◆ **Exercise**: Determine the number of lines that contain the word "JSON", then state that number and nothing more.

##### Dataset records #####

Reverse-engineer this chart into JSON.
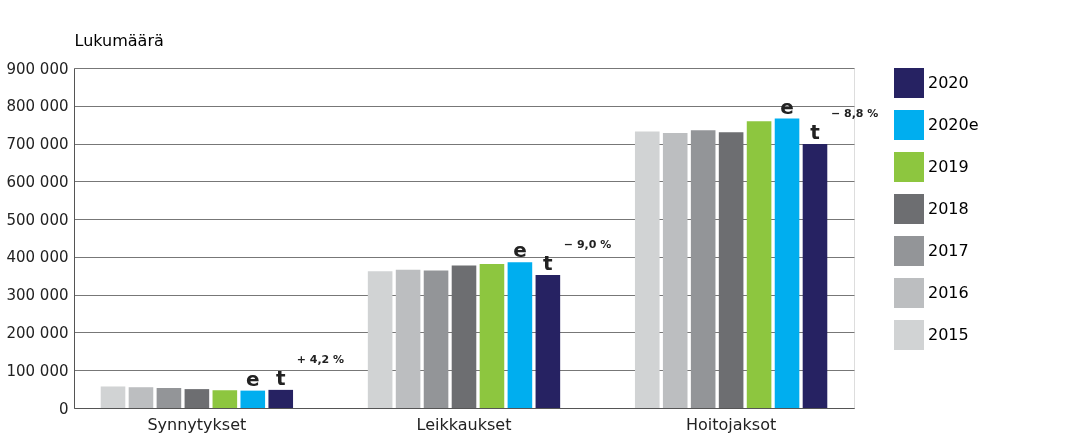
{
  "chart_data": {
    "type": "bar",
    "ylabel": "Lukumäärä",
    "categories": [
      "Synnytykset",
      "Leikkaukset",
      "Hoitojaksot"
    ],
    "series": [
      {
        "name": "2015",
        "color": "#d1d3d4",
        "values": [
          57000,
          362000,
          732000
        ]
      },
      {
        "name": "2016",
        "color": "#bcbec0",
        "values": [
          55000,
          366000,
          728000
        ]
      },
      {
        "name": "2017",
        "color": "#939598",
        "values": [
          53000,
          364000,
          735000
        ]
      },
      {
        "name": "2018",
        "color": "#6d6e71",
        "values": [
          50000,
          377000,
          730000
        ]
      },
      {
        "name": "2019",
        "color": "#8dc63f",
        "values": [
          47000,
          381000,
          759000
        ]
      },
      {
        "name": "2020e",
        "color": "#00aeef",
        "values": [
          46000,
          386000,
          766000
        ],
        "value_labels": [
          "e",
          "e",
          "e"
        ]
      },
      {
        "name": "2020",
        "color": "#262262",
        "values": [
          48000,
          352000,
          699000
        ],
        "value_labels": [
          "t",
          "t",
          "t"
        ]
      }
    ],
    "ylim": [
      0,
      900000
    ],
    "yticks": [
      {
        "value": 0,
        "label": "0"
      },
      {
        "value": 100000,
        "label": "100 000"
      },
      {
        "value": 200000,
        "label": "200 000"
      },
      {
        "value": 300000,
        "label": "300 000"
      },
      {
        "value": 400000,
        "label": "400 000"
      },
      {
        "value": 500000,
        "label": "500 000"
      },
      {
        "value": 600000,
        "label": "600 000"
      },
      {
        "value": 700000,
        "label": "700 000"
      },
      {
        "value": 800000,
        "label": "800 000"
      },
      {
        "value": 900000,
        "label": "900 000"
      }
    ],
    "annotations": [
      "+ 4,2 %",
      "− 9,0 %",
      "− 8,8 %"
    ],
    "grid": "y",
    "legend": "right"
  }
}
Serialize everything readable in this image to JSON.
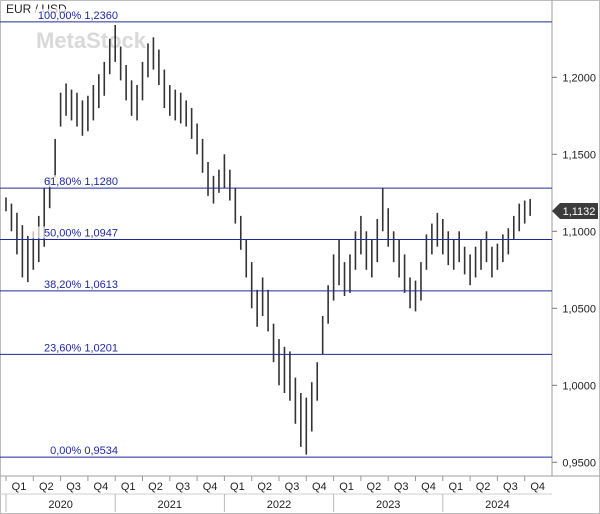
{
  "title": "EUR / USD",
  "watermark": "MetaStock",
  "chart_data": {
    "type": "bar",
    "title": "EUR / USD",
    "xlabel": "",
    "ylabel": "",
    "ylim": [
      0.945,
      1.245
    ],
    "y_ticks": [
      "1,2000",
      "1,1500",
      "1,1000",
      "1,0500",
      "1,0000",
      "0,9500"
    ],
    "y_tick_values": [
      1.2,
      1.15,
      1.1,
      1.05,
      1.0,
      0.95
    ],
    "quarters": [
      "Q1",
      "Q2",
      "Q3",
      "Q4",
      "Q1",
      "Q2",
      "Q3",
      "Q4",
      "Q1",
      "Q2",
      "Q3",
      "Q4",
      "Q1",
      "Q2",
      "Q3",
      "Q4",
      "Q1",
      "Q2",
      "Q3",
      "Q4"
    ],
    "years": [
      "2020",
      "2021",
      "2022",
      "2023",
      "2024"
    ],
    "last_price": {
      "value": 1.1132,
      "label": "1,1132"
    },
    "fib_levels": [
      {
        "label": "100,00% 1,2360",
        "value": 1.236
      },
      {
        "label": "61,80% 1,1280",
        "value": 1.128
      },
      {
        "label": "50,00% 1,0947",
        "value": 1.0947
      },
      {
        "label": "38,20% 1,0613",
        "value": 1.0613
      },
      {
        "label": "23,60% 1,0201",
        "value": 1.0201
      },
      {
        "label": "0,00% 0,9534",
        "value": 0.9534
      }
    ],
    "series": [
      {
        "values": [
          [
            2020.0,
            1.113,
            1.122
          ],
          [
            2020.05,
            1.1,
            1.118
          ],
          [
            2020.1,
            1.085,
            1.112
          ],
          [
            2020.15,
            1.07,
            1.104
          ],
          [
            2020.2,
            1.067,
            1.097
          ],
          [
            2020.25,
            1.075,
            1.1
          ],
          [
            2020.3,
            1.08,
            1.11
          ],
          [
            2020.35,
            1.09,
            1.128
          ],
          [
            2020.4,
            1.115,
            1.135
          ],
          [
            2020.45,
            1.135,
            1.16
          ],
          [
            2020.5,
            1.168,
            1.19
          ],
          [
            2020.55,
            1.175,
            1.196
          ],
          [
            2020.6,
            1.172,
            1.192
          ],
          [
            2020.65,
            1.168,
            1.19
          ],
          [
            2020.7,
            1.162,
            1.185
          ],
          [
            2020.75,
            1.165,
            1.188
          ],
          [
            2020.8,
            1.172,
            1.195
          ],
          [
            2020.85,
            1.18,
            1.202
          ],
          [
            2020.9,
            1.188,
            1.21
          ],
          [
            2020.95,
            1.202,
            1.225
          ],
          [
            2021.0,
            1.21,
            1.234
          ],
          [
            2021.05,
            1.198,
            1.22
          ],
          [
            2021.1,
            1.185,
            1.208
          ],
          [
            2021.15,
            1.175,
            1.198
          ],
          [
            2021.2,
            1.172,
            1.195
          ],
          [
            2021.25,
            1.185,
            1.21
          ],
          [
            2021.3,
            1.2,
            1.222
          ],
          [
            2021.35,
            1.205,
            1.226
          ],
          [
            2021.4,
            1.195,
            1.218
          ],
          [
            2021.45,
            1.18,
            1.205
          ],
          [
            2021.5,
            1.175,
            1.195
          ],
          [
            2021.55,
            1.172,
            1.192
          ],
          [
            2021.6,
            1.17,
            1.19
          ],
          [
            2021.65,
            1.168,
            1.185
          ],
          [
            2021.7,
            1.16,
            1.18
          ],
          [
            2021.75,
            1.15,
            1.17
          ],
          [
            2021.8,
            1.138,
            1.16
          ],
          [
            2021.85,
            1.123,
            1.145
          ],
          [
            2021.9,
            1.118,
            1.136
          ],
          [
            2021.95,
            1.125,
            1.14
          ],
          [
            2022.0,
            1.128,
            1.15
          ],
          [
            2022.05,
            1.12,
            1.14
          ],
          [
            2022.1,
            1.105,
            1.128
          ],
          [
            2022.15,
            1.088,
            1.11
          ],
          [
            2022.2,
            1.07,
            1.095
          ],
          [
            2022.25,
            1.05,
            1.08
          ],
          [
            2022.3,
            1.038,
            1.062
          ],
          [
            2022.35,
            1.045,
            1.07
          ],
          [
            2022.4,
            1.035,
            1.062
          ],
          [
            2022.45,
            1.015,
            1.04
          ],
          [
            2022.5,
            1.0,
            1.03
          ],
          [
            2022.55,
            0.995,
            1.025
          ],
          [
            2022.6,
            0.99,
            1.022
          ],
          [
            2022.65,
            0.975,
            1.005
          ],
          [
            2022.7,
            0.96,
            0.995
          ],
          [
            2022.75,
            0.955,
            0.992
          ],
          [
            2022.8,
            0.97,
            1.002
          ],
          [
            2022.85,
            0.99,
            1.015
          ],
          [
            2022.9,
            1.02,
            1.045
          ],
          [
            2022.95,
            1.04,
            1.065
          ],
          [
            2023.0,
            1.055,
            1.085
          ],
          [
            2023.05,
            1.065,
            1.095
          ],
          [
            2023.1,
            1.058,
            1.08
          ],
          [
            2023.15,
            1.06,
            1.085
          ],
          [
            2023.2,
            1.075,
            1.1
          ],
          [
            2023.25,
            1.085,
            1.11
          ],
          [
            2023.3,
            1.075,
            1.1
          ],
          [
            2023.35,
            1.07,
            1.095
          ],
          [
            2023.4,
            1.08,
            1.108
          ],
          [
            2023.45,
            1.1,
            1.128
          ],
          [
            2023.5,
            1.09,
            1.115
          ],
          [
            2023.55,
            1.08,
            1.1
          ],
          [
            2023.6,
            1.07,
            1.095
          ],
          [
            2023.65,
            1.06,
            1.085
          ],
          [
            2023.7,
            1.05,
            1.07
          ],
          [
            2023.75,
            1.048,
            1.068
          ],
          [
            2023.8,
            1.055,
            1.08
          ],
          [
            2023.85,
            1.075,
            1.098
          ],
          [
            2023.9,
            1.085,
            1.105
          ],
          [
            2023.95,
            1.09,
            1.112
          ],
          [
            2024.0,
            1.085,
            1.108
          ],
          [
            2024.05,
            1.078,
            1.1
          ],
          [
            2024.1,
            1.075,
            1.095
          ],
          [
            2024.15,
            1.08,
            1.1
          ],
          [
            2024.2,
            1.072,
            1.09
          ],
          [
            2024.25,
            1.065,
            1.085
          ],
          [
            2024.3,
            1.07,
            1.09
          ],
          [
            2024.35,
            1.075,
            1.095
          ],
          [
            2024.4,
            1.08,
            1.1
          ],
          [
            2024.45,
            1.07,
            1.09
          ],
          [
            2024.5,
            1.075,
            1.092
          ],
          [
            2024.55,
            1.08,
            1.098
          ],
          [
            2024.6,
            1.085,
            1.102
          ],
          [
            2024.65,
            1.095,
            1.11
          ],
          [
            2024.7,
            1.1,
            1.118
          ],
          [
            2024.75,
            1.105,
            1.12
          ],
          [
            2024.8,
            1.11,
            1.121
          ]
        ]
      }
    ]
  }
}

#####

◆ **Completed exercise**: 2